Dataset items

:::::

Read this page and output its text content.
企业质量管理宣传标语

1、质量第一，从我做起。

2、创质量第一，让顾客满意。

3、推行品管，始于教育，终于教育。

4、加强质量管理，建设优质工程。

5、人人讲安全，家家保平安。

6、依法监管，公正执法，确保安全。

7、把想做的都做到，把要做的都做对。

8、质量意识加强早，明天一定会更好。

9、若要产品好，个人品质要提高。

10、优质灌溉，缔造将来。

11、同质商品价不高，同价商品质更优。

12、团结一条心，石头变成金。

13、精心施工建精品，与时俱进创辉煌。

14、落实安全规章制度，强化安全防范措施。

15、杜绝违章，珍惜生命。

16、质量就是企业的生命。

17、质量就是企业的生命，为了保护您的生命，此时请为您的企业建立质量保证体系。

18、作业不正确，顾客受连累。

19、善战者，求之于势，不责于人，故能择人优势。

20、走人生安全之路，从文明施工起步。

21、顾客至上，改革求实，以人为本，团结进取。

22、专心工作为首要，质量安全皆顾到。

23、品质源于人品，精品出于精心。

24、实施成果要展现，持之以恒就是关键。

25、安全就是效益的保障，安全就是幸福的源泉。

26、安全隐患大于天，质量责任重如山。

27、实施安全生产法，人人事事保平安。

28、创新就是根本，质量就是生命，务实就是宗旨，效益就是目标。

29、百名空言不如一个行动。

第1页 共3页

:::::

→ **Task prompt**
Retype every record above exactly as it appears.

→ **Written answer**
Read this page and output its text content.
企业质量管理宣传标语

1、质量第一，从我做起。

2、创质量第一，让顾客满意。

3、推行品管，始于教育，终于教育。

4、加强质量管理，建设优质工程。

5、人人讲安全，家家保平安。

6、依法监管，公正执法，确保安全。

7、把想做的都做到，把要做的都做对。

8、质量意识加强早，明天一定会更好。

9、若要产品好，个人品质要提高。

10、优质灌溉，缔造将来。

11、同质商品价不高，同价商品质更优。

12、团结一条心，石头变成金。

13、精心施工建精品，与时俱进创辉煌。

14、落实安全规章制度，强化安全防范措施。

15、杜绝违章，珍惜生命。

16、质量就是企业的生命。

17、质量就是企业的生命，为了保护您的生命，此时请为您的企业建立质量保证体系。

18、作业不正确，顾客受连累。

19、善战者，求之于势，不责于人，故能择人优势。

20、走人生安全之路，从文明施工起步。

21、顾客至上，改革求实，以人为本，团结进取。

22、专心工作为首要，质量安全皆顾到。

23、品质源于人品，精品出于精心。

24、实施成果要展现，持之以恒就是关键。

25、安全就是效益的保障，安全就是幸福的源泉。

26、安全隐患大于天，质量责任重如山。

27、实施安全生产法，人人事事保平安。

28、创新就是根本，质量就是生命，务实就是宗旨，效益就是目标。

29、百名空言不如一个行动。

第1页 共3页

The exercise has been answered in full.